**What to produce**:
Word for word, copy all the data and drop the pictures.

── Extracted data

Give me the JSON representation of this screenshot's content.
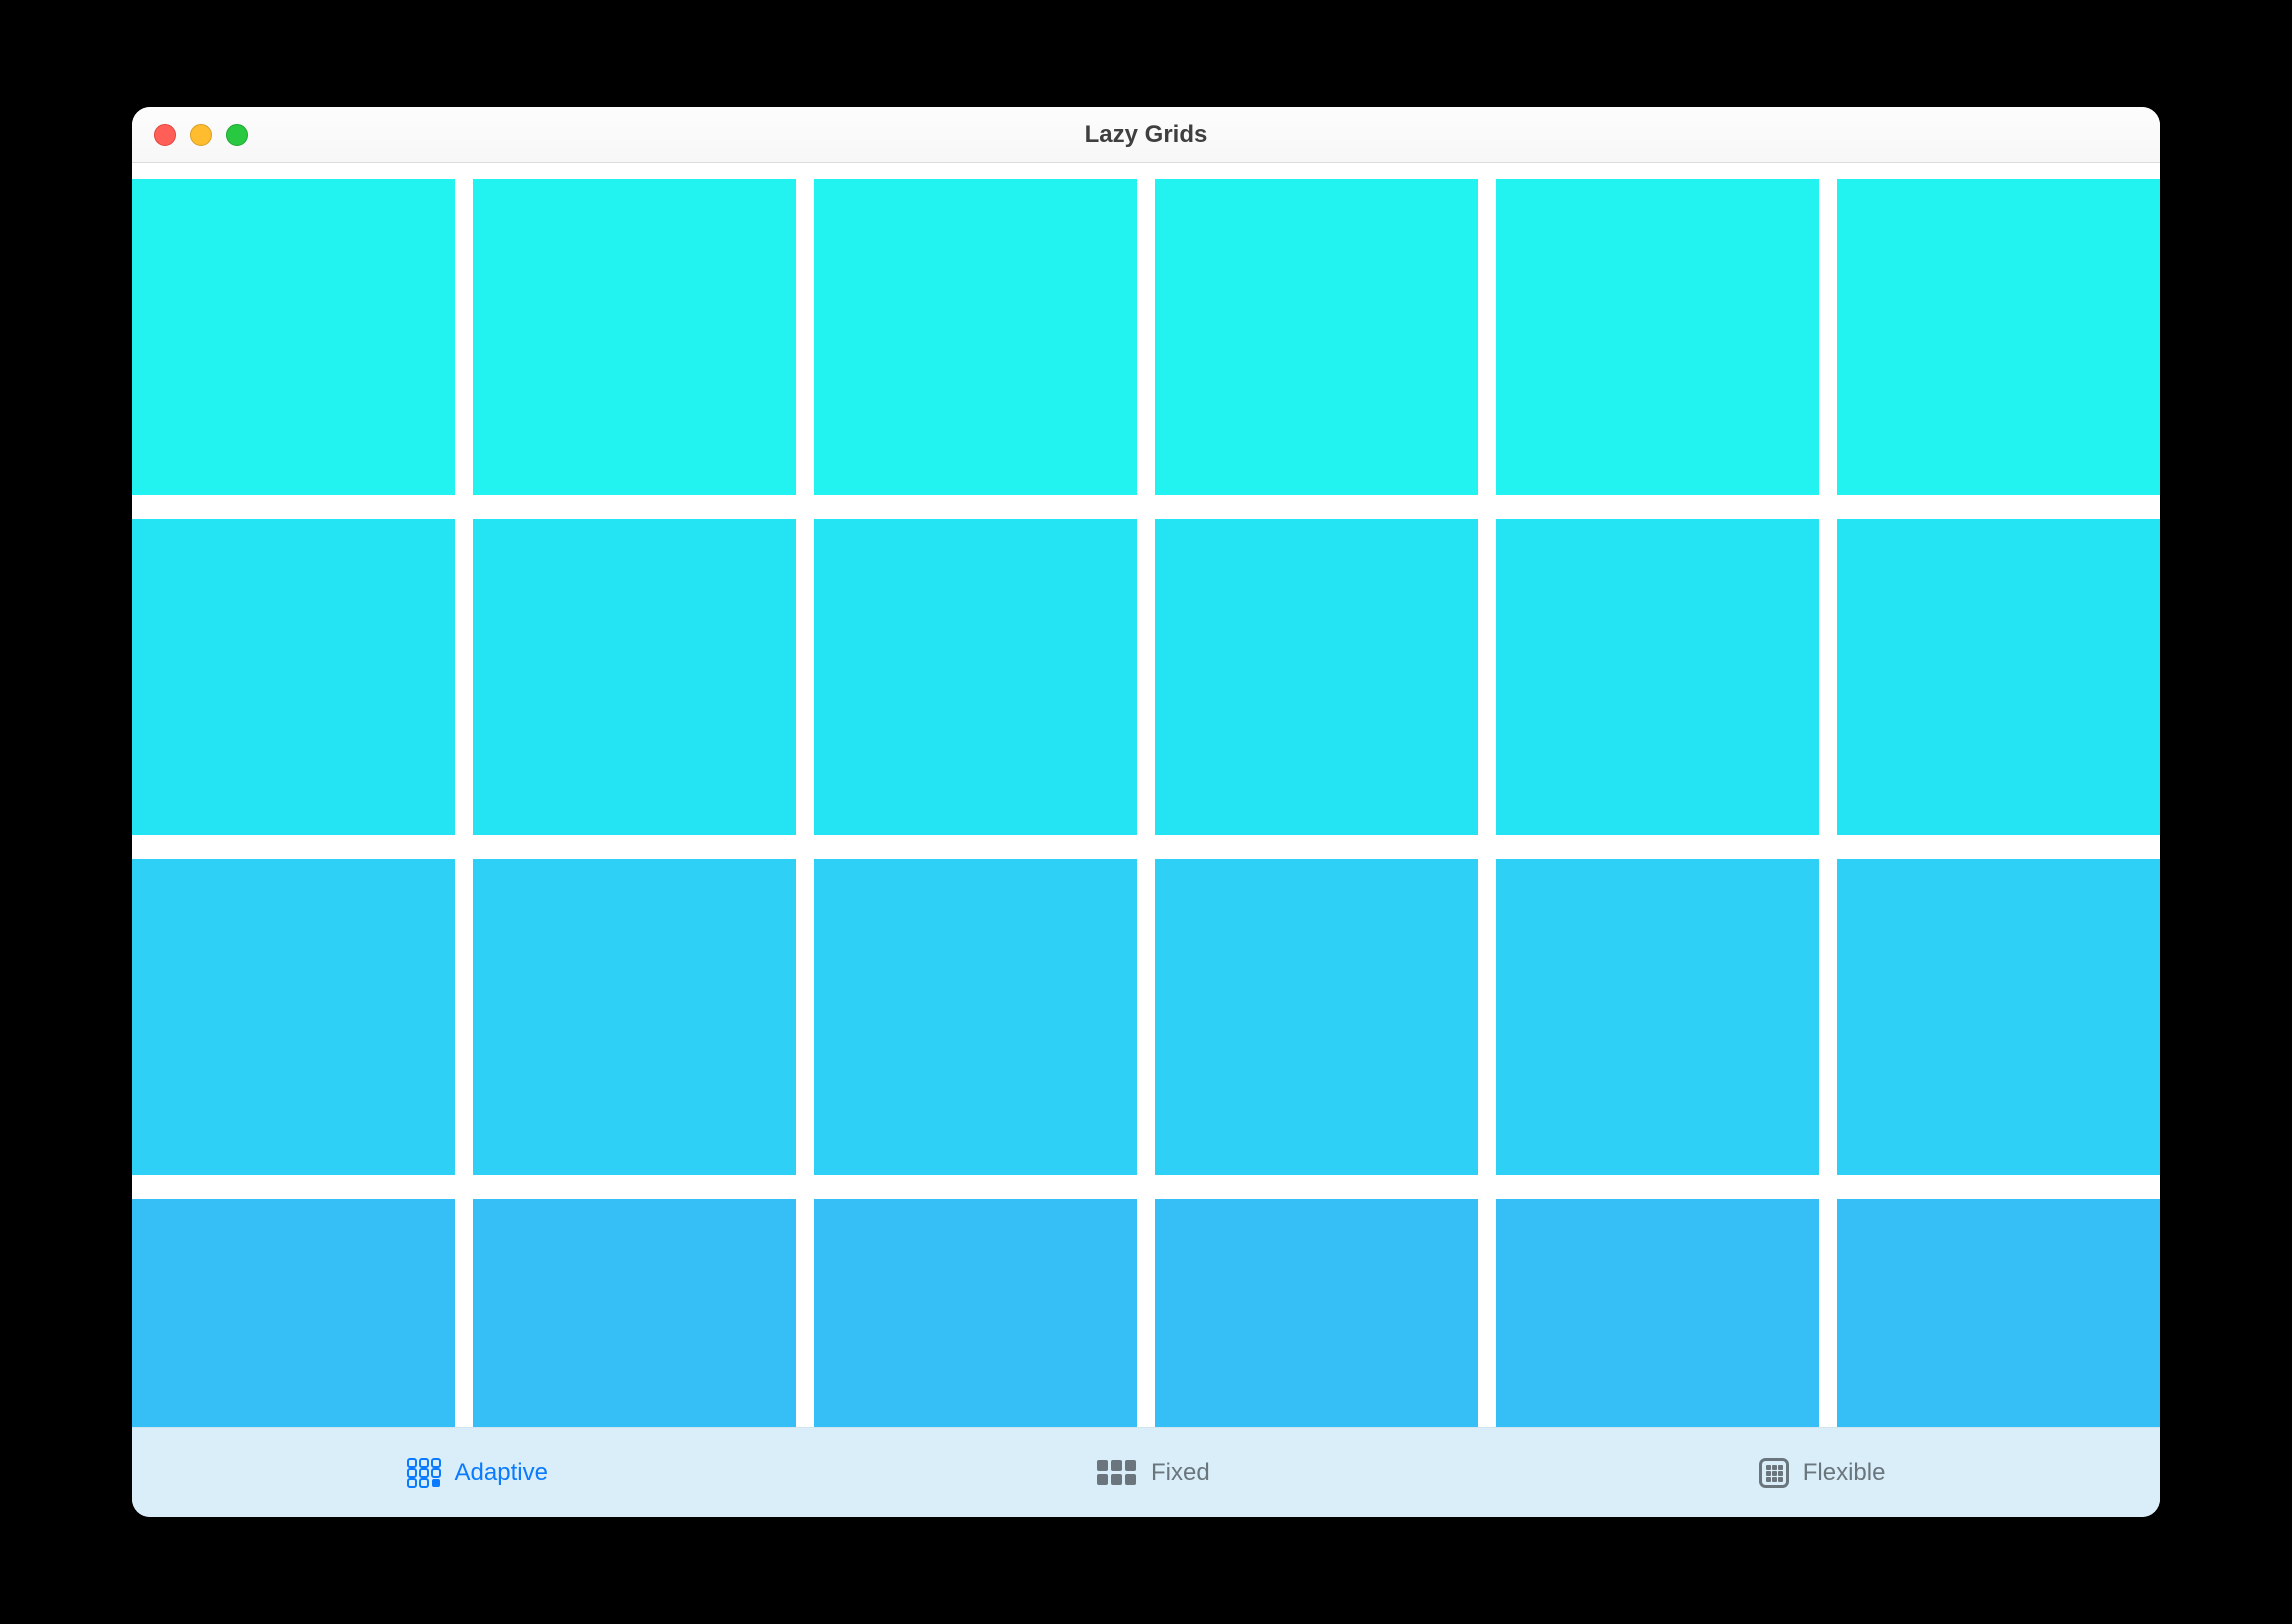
{
  "window": {
    "title": "Lazy Grids"
  },
  "grid": {
    "columns": 6,
    "visible_rows": 4,
    "cells": [
      {
        "color": "#22f2f0"
      },
      {
        "color": "#22f2f0"
      },
      {
        "color": "#22f2f0"
      },
      {
        "color": "#22f2f0"
      },
      {
        "color": "#22f2f0"
      },
      {
        "color": "#22f2f0"
      },
      {
        "color": "#24e4f4"
      },
      {
        "color": "#24e4f4"
      },
      {
        "color": "#24e4f4"
      },
      {
        "color": "#24e4f4"
      },
      {
        "color": "#24e4f4"
      },
      {
        "color": "#24e4f4"
      },
      {
        "color": "#2fd0f6"
      },
      {
        "color": "#2fd0f6"
      },
      {
        "color": "#2fd0f6"
      },
      {
        "color": "#2fd0f6"
      },
      {
        "color": "#2fd0f6"
      },
      {
        "color": "#2fd0f6"
      },
      {
        "color": "#36bef7"
      },
      {
        "color": "#36bef7"
      },
      {
        "color": "#36bef7"
      },
      {
        "color": "#36bef7"
      },
      {
        "color": "#36bef7"
      },
      {
        "color": "#36bef7"
      }
    ]
  },
  "tabs": {
    "items": [
      {
        "id": "adaptive",
        "label": "Adaptive",
        "icon": "grid-adaptive-icon",
        "active": true
      },
      {
        "id": "fixed",
        "label": "Fixed",
        "icon": "grid-fixed-icon",
        "active": false
      },
      {
        "id": "flexible",
        "label": "Flexible",
        "icon": "grid-flexible-icon",
        "active": false
      }
    ]
  }
}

────

**Finished task**:
Give me the JSON representation of this screenshot's content.
{
  "window": {
    "title": "Lazy Grids"
  },
  "grid": {
    "columns": 6,
    "visible_rows": 4,
    "cells": [
      {
        "color": "#22f2f0"
      },
      {
        "color": "#22f2f0"
      },
      {
        "color": "#22f2f0"
      },
      {
        "color": "#22f2f0"
      },
      {
        "color": "#22f2f0"
      },
      {
        "color": "#22f2f0"
      },
      {
        "color": "#24e4f4"
      },
      {
        "color": "#24e4f4"
      },
      {
        "color": "#24e4f4"
      },
      {
        "color": "#24e4f4"
      },
      {
        "color": "#24e4f4"
      },
      {
        "color": "#24e4f4"
      },
      {
        "color": "#2fd0f6"
      },
      {
        "color": "#2fd0f6"
      },
      {
        "color": "#2fd0f6"
      },
      {
        "color": "#2fd0f6"
      },
      {
        "color": "#2fd0f6"
      },
      {
        "color": "#2fd0f6"
      },
      {
        "color": "#36bef7"
      },
      {
        "color": "#36bef7"
      },
      {
        "color": "#36bef7"
      },
      {
        "color": "#36bef7"
      },
      {
        "color": "#36bef7"
      },
      {
        "color": "#36bef7"
      }
    ]
  },
  "tabs": {
    "items": [
      {
        "id": "adaptive",
        "label": "Adaptive",
        "icon": "grid-adaptive-icon",
        "active": true
      },
      {
        "id": "fixed",
        "label": "Fixed",
        "icon": "grid-fixed-icon",
        "active": false
      },
      {
        "id": "flexible",
        "label": "Flexible",
        "icon": "grid-flexible-icon",
        "active": false
      }
    ]
  }
}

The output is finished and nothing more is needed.